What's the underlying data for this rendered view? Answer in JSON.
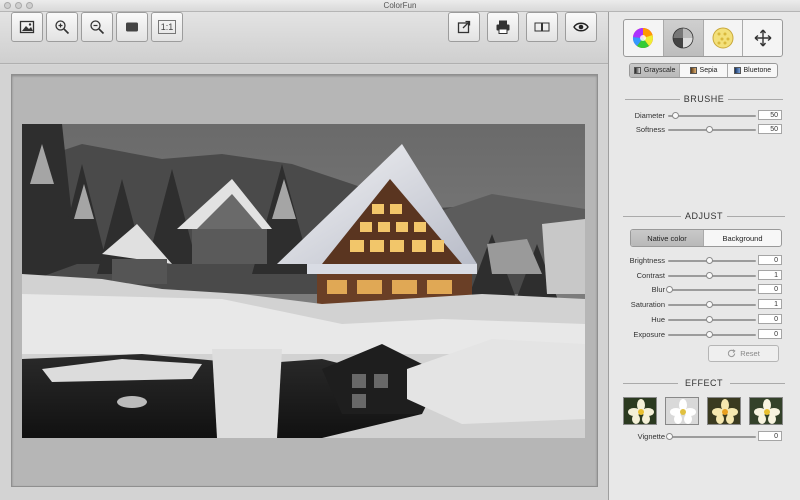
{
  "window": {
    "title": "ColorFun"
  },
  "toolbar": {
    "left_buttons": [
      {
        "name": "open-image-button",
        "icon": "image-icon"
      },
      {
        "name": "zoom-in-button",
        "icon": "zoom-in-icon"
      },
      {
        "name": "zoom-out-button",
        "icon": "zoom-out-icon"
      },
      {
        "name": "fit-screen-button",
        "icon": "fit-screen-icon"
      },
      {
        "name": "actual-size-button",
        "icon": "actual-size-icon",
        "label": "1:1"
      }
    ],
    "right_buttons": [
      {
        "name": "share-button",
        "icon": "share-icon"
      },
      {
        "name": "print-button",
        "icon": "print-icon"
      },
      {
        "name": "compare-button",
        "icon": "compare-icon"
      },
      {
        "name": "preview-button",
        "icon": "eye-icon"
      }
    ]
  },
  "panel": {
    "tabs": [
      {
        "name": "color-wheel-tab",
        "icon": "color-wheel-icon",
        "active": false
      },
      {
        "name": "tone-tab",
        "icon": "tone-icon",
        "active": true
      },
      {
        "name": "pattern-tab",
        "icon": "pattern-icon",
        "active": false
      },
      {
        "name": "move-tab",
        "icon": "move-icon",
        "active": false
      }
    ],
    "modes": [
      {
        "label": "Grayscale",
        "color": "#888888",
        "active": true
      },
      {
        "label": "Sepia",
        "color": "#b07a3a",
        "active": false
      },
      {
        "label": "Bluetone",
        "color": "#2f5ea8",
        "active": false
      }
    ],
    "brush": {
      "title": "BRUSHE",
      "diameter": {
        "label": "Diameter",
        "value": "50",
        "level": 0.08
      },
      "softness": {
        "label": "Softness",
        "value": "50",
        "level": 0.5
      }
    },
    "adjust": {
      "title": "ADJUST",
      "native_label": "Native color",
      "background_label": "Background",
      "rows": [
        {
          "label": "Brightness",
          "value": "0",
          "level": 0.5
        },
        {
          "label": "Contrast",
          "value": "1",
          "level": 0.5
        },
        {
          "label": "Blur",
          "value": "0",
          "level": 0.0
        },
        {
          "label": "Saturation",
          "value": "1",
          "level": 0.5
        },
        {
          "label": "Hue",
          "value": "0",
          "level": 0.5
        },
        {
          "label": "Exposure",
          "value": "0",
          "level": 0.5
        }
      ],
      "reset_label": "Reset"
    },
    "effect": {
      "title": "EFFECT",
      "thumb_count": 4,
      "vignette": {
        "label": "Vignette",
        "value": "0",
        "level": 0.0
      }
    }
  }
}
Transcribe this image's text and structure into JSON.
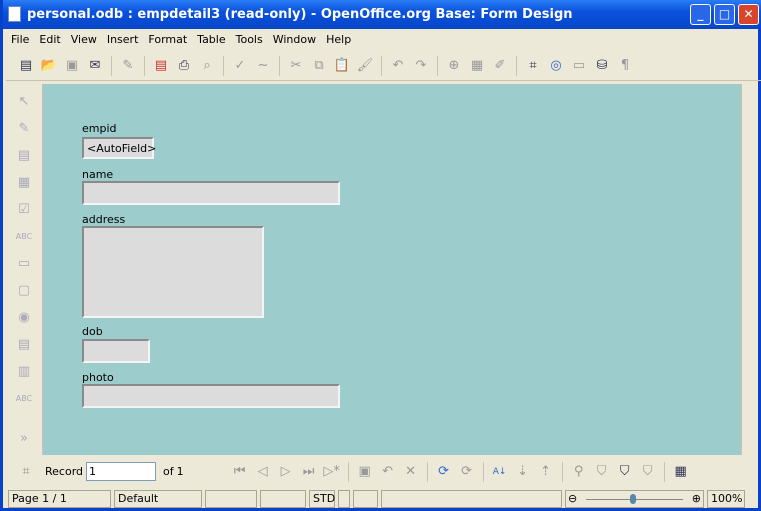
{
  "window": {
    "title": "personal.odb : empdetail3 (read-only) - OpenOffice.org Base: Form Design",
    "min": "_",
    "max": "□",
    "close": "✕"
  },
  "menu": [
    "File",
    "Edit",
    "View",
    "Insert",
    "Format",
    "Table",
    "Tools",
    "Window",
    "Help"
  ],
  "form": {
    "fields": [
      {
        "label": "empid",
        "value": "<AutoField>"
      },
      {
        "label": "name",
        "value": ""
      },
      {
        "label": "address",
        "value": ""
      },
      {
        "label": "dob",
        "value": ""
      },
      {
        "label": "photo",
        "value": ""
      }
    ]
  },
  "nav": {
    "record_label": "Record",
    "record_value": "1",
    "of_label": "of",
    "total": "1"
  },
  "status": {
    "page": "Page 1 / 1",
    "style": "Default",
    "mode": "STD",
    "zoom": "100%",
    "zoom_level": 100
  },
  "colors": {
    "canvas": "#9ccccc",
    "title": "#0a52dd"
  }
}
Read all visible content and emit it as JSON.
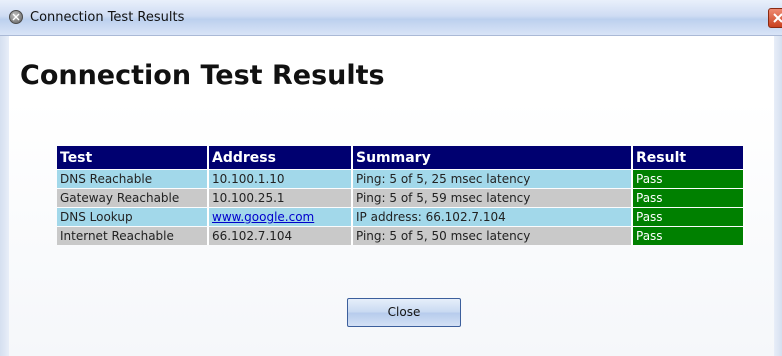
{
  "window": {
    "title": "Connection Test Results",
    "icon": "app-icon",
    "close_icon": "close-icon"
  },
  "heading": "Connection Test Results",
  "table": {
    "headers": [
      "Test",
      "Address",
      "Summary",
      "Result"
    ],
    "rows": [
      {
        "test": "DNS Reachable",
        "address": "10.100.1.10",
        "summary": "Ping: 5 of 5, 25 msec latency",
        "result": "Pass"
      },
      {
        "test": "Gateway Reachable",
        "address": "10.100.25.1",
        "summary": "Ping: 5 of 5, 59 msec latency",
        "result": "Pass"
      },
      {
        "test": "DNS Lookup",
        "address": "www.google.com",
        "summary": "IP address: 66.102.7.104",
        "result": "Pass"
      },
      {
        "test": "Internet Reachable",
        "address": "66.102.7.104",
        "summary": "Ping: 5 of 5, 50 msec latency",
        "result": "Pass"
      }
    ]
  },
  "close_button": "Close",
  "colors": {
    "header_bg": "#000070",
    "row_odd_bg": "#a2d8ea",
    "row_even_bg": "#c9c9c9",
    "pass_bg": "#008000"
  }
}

——

= AIM OF THE TASK =
Write out each entry exactly as given, but skip the pictures.

= COMPLETE OUTPUT =
What's the underlying data for this rendered view? Answer in JSON.
{
  "window": {
    "title": "ColorFun"
  },
  "toolbar": {
    "left_buttons": [
      {
        "name": "open-image-button",
        "icon": "image-icon"
      },
      {
        "name": "zoom-in-button",
        "icon": "zoom-in-icon"
      },
      {
        "name": "zoom-out-button",
        "icon": "zoom-out-icon"
      },
      {
        "name": "fit-screen-button",
        "icon": "fit-screen-icon"
      },
      {
        "name": "actual-size-button",
        "icon": "actual-size-icon",
        "label": "1:1"
      }
    ],
    "right_buttons": [
      {
        "name": "share-button",
        "icon": "share-icon"
      },
      {
        "name": "print-button",
        "icon": "print-icon"
      },
      {
        "name": "compare-button",
        "icon": "compare-icon"
      },
      {
        "name": "preview-button",
        "icon": "eye-icon"
      }
    ]
  },
  "panel": {
    "tabs": [
      {
        "name": "color-wheel-tab",
        "icon": "color-wheel-icon",
        "active": false
      },
      {
        "name": "tone-tab",
        "icon": "tone-icon",
        "active": true
      },
      {
        "name": "pattern-tab",
        "icon": "pattern-icon",
        "active": false
      },
      {
        "name": "move-tab",
        "icon": "move-icon",
        "active": false
      }
    ],
    "modes": [
      {
        "label": "Grayscale",
        "color": "#888888",
        "active": true
      },
      {
        "label": "Sepia",
        "color": "#b07a3a",
        "active": false
      },
      {
        "label": "Bluetone",
        "color": "#2f5ea8",
        "active": false
      }
    ],
    "brush": {
      "title": "BRUSHE",
      "diameter": {
        "label": "Diameter",
        "value": "50",
        "level": 0.08
      },
      "softness": {
        "label": "Softness",
        "value": "50",
        "level": 0.5
      }
    },
    "adjust": {
      "title": "ADJUST",
      "native_label": "Native color",
      "background_label": "Background",
      "rows": [
        {
          "label": "Brightness",
          "value": "0",
          "level": 0.5
        },
        {
          "label": "Contrast",
          "value": "1",
          "level": 0.5
        },
        {
          "label": "Blur",
          "value": "0",
          "level": 0.0
        },
        {
          "label": "Saturation",
          "value": "1",
          "level": 0.5
        },
        {
          "label": "Hue",
          "value": "0",
          "level": 0.5
        },
        {
          "label": "Exposure",
          "value": "0",
          "level": 0.5
        }
      ],
      "reset_label": "Reset"
    },
    "effect": {
      "title": "EFFECT",
      "thumb_count": 4,
      "vignette": {
        "label": "Vignette",
        "value": "0",
        "level": 0.0
      }
    }
  }
}
Transcribe this image's text and structure into JSON.
{
  "window": {
    "title": "personal.odb : empdetail3 (read-only) - OpenOffice.org Base: Form Design",
    "min": "_",
    "max": "□",
    "close": "✕"
  },
  "menu": [
    "File",
    "Edit",
    "View",
    "Insert",
    "Format",
    "Table",
    "Tools",
    "Window",
    "Help"
  ],
  "form": {
    "fields": [
      {
        "label": "empid",
        "value": "<AutoField>"
      },
      {
        "label": "name",
        "value": ""
      },
      {
        "label": "address",
        "value": ""
      },
      {
        "label": "dob",
        "value": ""
      },
      {
        "label": "photo",
        "value": ""
      }
    ]
  },
  "nav": {
    "record_label": "Record",
    "record_value": "1",
    "of_label": "of",
    "total": "1"
  },
  "status": {
    "page": "Page 1 / 1",
    "style": "Default",
    "mode": "STD",
    "zoom": "100%",
    "zoom_level": 100
  },
  "colors": {
    "canvas": "#9ccccc",
    "title": "#0a52dd"
  }
}
Read all visible content and emit it as JSON.
{
  "window": {
    "title": "Connection Test Results",
    "icon": "app-icon",
    "close_icon": "close-icon"
  },
  "heading": "Connection Test Results",
  "table": {
    "headers": [
      "Test",
      "Address",
      "Summary",
      "Result"
    ],
    "rows": [
      {
        "test": "DNS Reachable",
        "address": "10.100.1.10",
        "summary": "Ping: 5 of 5, 25 msec latency",
        "result": "Pass"
      },
      {
        "test": "Gateway Reachable",
        "address": "10.100.25.1",
        "summary": "Ping: 5 of 5, 59 msec latency",
        "result": "Pass"
      },
      {
        "test": "DNS Lookup",
        "address": "www.google.com",
        "summary": "IP address: 66.102.7.104",
        "result": "Pass"
      },
      {
        "test": "Internet Reachable",
        "address": "66.102.7.104",
        "summary": "Ping: 5 of 5, 50 msec latency",
        "result": "Pass"
      }
    ]
  },
  "close_button": "Close",
  "colors": {
    "header_bg": "#000070",
    "row_odd_bg": "#a2d8ea",
    "row_even_bg": "#c9c9c9",
    "pass_bg": "#008000"
  }
}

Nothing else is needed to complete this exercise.